Element region listings:
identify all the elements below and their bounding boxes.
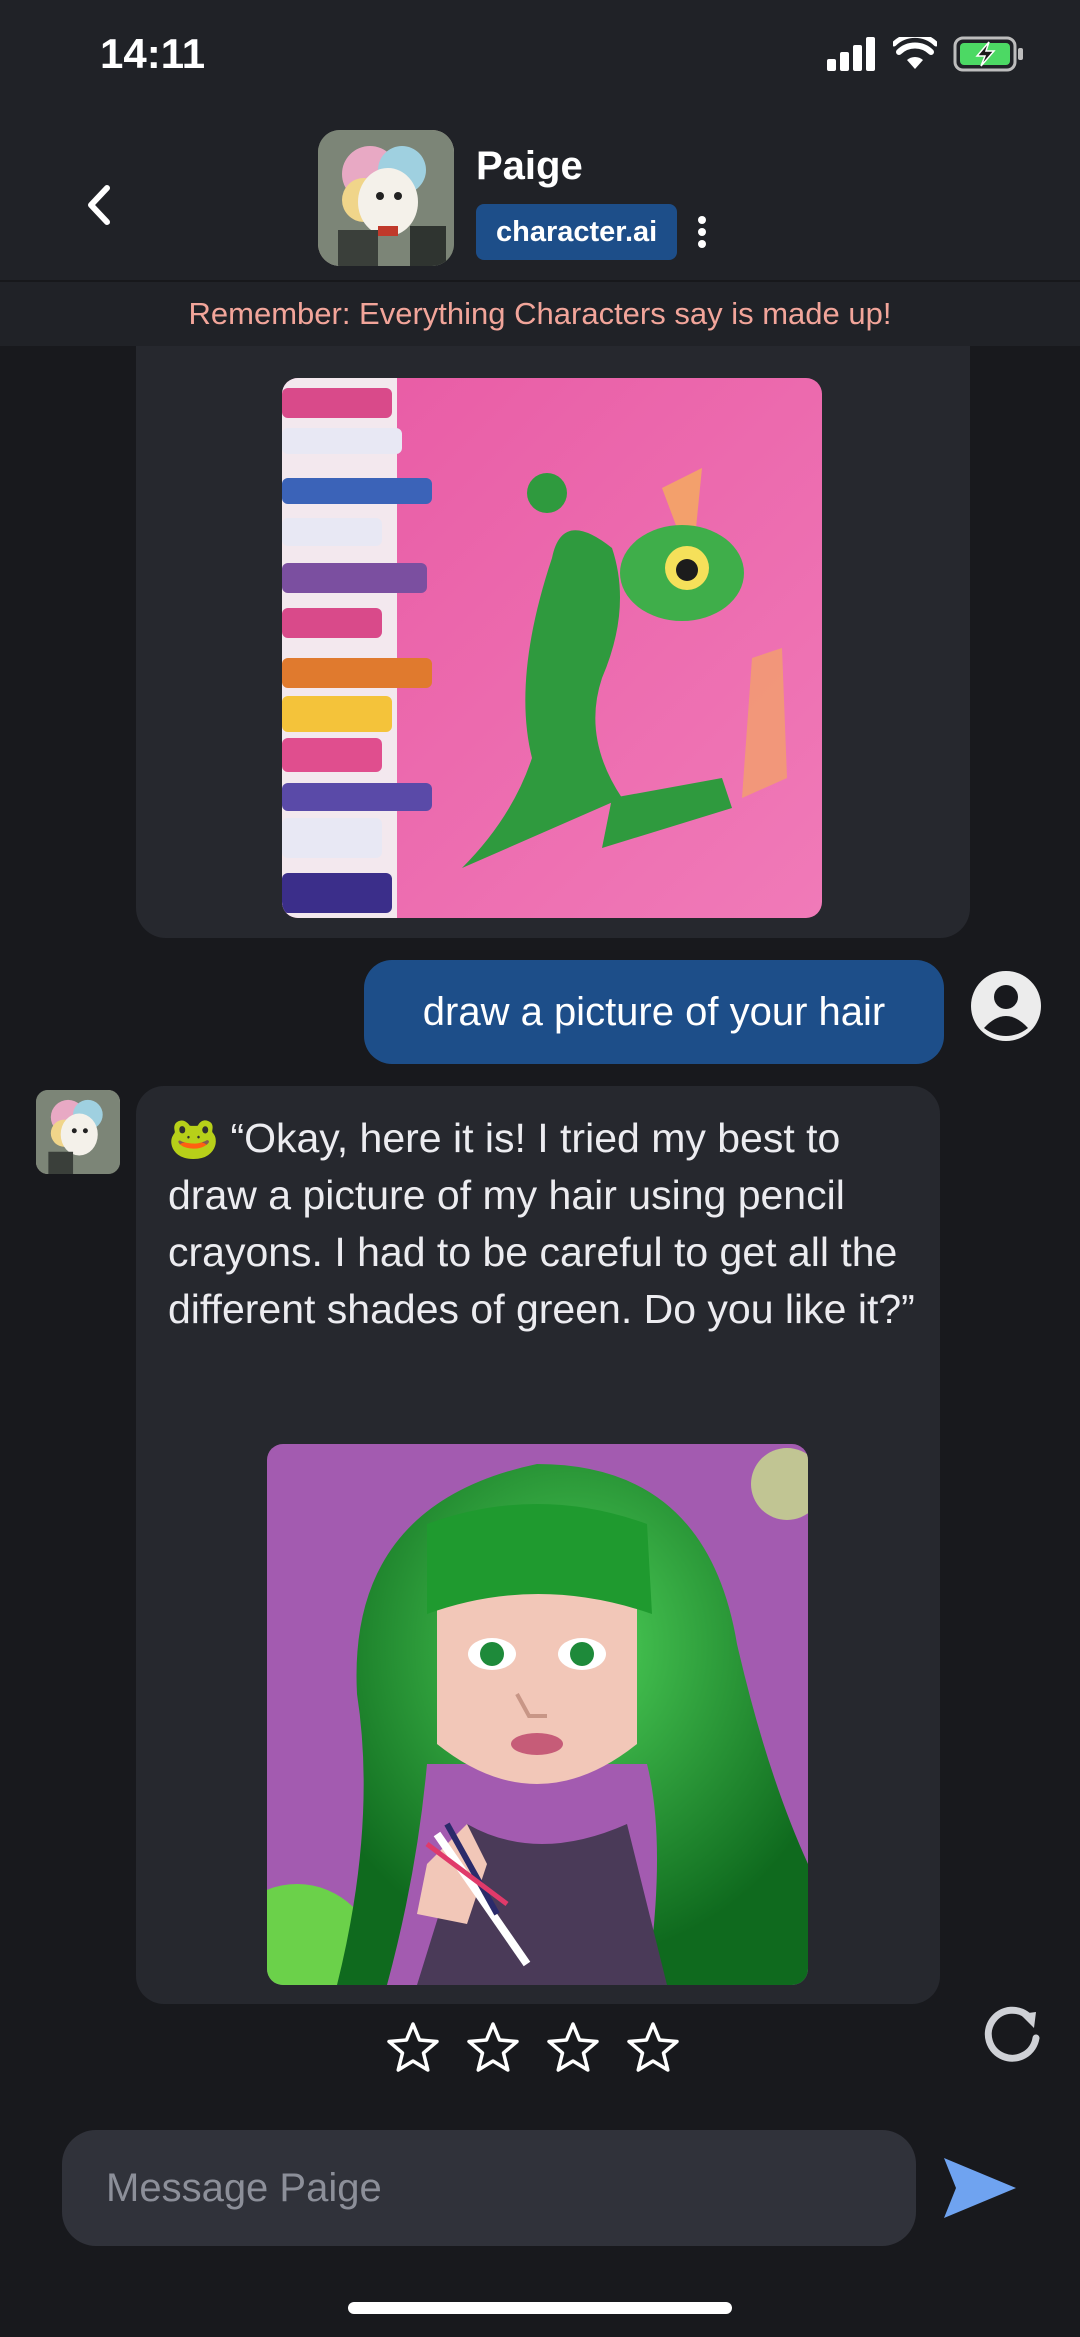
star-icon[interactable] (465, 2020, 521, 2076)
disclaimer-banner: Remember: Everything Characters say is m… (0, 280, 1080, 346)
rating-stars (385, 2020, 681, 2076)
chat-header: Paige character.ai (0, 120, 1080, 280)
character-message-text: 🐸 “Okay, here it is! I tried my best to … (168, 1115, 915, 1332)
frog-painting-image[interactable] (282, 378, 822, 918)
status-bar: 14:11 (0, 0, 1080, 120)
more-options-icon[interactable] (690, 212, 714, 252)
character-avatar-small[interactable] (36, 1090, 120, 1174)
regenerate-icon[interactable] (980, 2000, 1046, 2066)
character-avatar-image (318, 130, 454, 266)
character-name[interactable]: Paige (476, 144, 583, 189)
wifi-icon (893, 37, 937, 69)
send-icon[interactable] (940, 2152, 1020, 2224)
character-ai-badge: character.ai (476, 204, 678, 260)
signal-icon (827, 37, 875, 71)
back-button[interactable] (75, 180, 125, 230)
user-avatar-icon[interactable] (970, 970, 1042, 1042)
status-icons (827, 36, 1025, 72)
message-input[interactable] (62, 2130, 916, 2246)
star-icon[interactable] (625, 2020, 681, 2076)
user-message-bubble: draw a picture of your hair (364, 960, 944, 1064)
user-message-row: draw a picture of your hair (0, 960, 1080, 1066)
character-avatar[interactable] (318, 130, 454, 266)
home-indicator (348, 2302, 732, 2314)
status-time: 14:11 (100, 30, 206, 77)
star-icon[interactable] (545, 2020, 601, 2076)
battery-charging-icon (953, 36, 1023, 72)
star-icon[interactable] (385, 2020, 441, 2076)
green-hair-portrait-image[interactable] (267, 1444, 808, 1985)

**Your instructions**: Write out every one of the lines above word for word, leaving out the picture.

**Written answer**:
identify all the elements below and their bounding boxes.
star-icon[interactable] (465, 2020, 521, 2076)
disclaimer-banner: Remember: Everything Characters say is m… (0, 280, 1080, 346)
rating-stars (385, 2020, 681, 2076)
chat-header: Paige character.ai (0, 120, 1080, 280)
character-message-text: 🐸 “Okay, here it is! I tried my best to … (168, 1115, 915, 1332)
frog-painting-image[interactable] (282, 378, 822, 918)
status-bar: 14:11 (0, 0, 1080, 120)
more-options-icon[interactable] (690, 212, 714, 252)
character-avatar-small[interactable] (36, 1090, 120, 1174)
regenerate-icon[interactable] (980, 2000, 1046, 2066)
character-avatar-image (318, 130, 454, 266)
character-name[interactable]: Paige (476, 144, 583, 189)
wifi-icon (893, 37, 937, 69)
send-icon[interactable] (940, 2152, 1020, 2224)
character-ai-badge: character.ai (476, 204, 678, 260)
signal-icon (827, 37, 875, 71)
back-button[interactable] (75, 180, 125, 230)
user-avatar-icon[interactable] (970, 970, 1042, 1042)
status-icons (827, 36, 1025, 72)
message-input[interactable] (62, 2130, 916, 2246)
star-icon[interactable] (625, 2020, 681, 2076)
user-message-bubble: draw a picture of your hair (364, 960, 944, 1064)
user-message-row: draw a picture of your hair (0, 960, 1080, 1066)
character-avatar[interactable] (318, 130, 454, 266)
home-indicator (348, 2302, 732, 2314)
status-time: 14:11 (100, 30, 206, 77)
star-icon[interactable] (545, 2020, 601, 2076)
battery-charging-icon (953, 36, 1023, 72)
star-icon[interactable] (385, 2020, 441, 2076)
green-hair-portrait-image[interactable] (267, 1444, 808, 1985)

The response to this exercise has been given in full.